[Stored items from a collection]
======
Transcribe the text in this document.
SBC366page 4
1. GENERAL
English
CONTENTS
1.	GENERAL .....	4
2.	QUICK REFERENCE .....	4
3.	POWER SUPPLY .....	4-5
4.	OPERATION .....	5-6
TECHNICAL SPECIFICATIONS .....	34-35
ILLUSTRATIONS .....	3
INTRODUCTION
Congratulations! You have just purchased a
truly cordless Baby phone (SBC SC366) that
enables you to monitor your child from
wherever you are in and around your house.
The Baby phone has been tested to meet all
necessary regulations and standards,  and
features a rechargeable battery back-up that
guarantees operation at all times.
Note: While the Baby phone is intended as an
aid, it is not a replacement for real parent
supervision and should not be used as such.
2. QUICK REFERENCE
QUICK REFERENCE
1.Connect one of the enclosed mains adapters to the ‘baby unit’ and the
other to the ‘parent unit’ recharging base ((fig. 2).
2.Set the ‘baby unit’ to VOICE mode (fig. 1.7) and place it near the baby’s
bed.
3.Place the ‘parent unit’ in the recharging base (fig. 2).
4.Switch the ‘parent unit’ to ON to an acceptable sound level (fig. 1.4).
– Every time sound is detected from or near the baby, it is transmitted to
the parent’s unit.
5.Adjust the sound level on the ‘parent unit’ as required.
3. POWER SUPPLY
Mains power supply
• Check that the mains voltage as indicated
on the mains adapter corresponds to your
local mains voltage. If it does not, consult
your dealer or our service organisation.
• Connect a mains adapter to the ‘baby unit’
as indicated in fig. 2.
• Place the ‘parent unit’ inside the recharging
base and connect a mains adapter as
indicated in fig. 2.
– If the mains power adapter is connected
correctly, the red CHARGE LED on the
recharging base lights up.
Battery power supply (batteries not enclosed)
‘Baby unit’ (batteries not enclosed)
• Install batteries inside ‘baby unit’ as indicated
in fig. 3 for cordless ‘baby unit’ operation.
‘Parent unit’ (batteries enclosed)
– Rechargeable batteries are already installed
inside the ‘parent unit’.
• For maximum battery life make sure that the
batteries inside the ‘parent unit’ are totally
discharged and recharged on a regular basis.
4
======
## STATED GOAL
Go through the material line by line. Show each line that contains the string "batteries".

## RESULT OF THIS EXERCISE
Battery power supply (batteries not enclosed)
‘Baby unit’ (batteries not enclosed)
• Install batteries inside ‘baby unit’ as indicated
‘Parent unit’ (batteries enclosed)
– Rechargeable batteries are already installed
batteries inside the ‘parent unit’ are totally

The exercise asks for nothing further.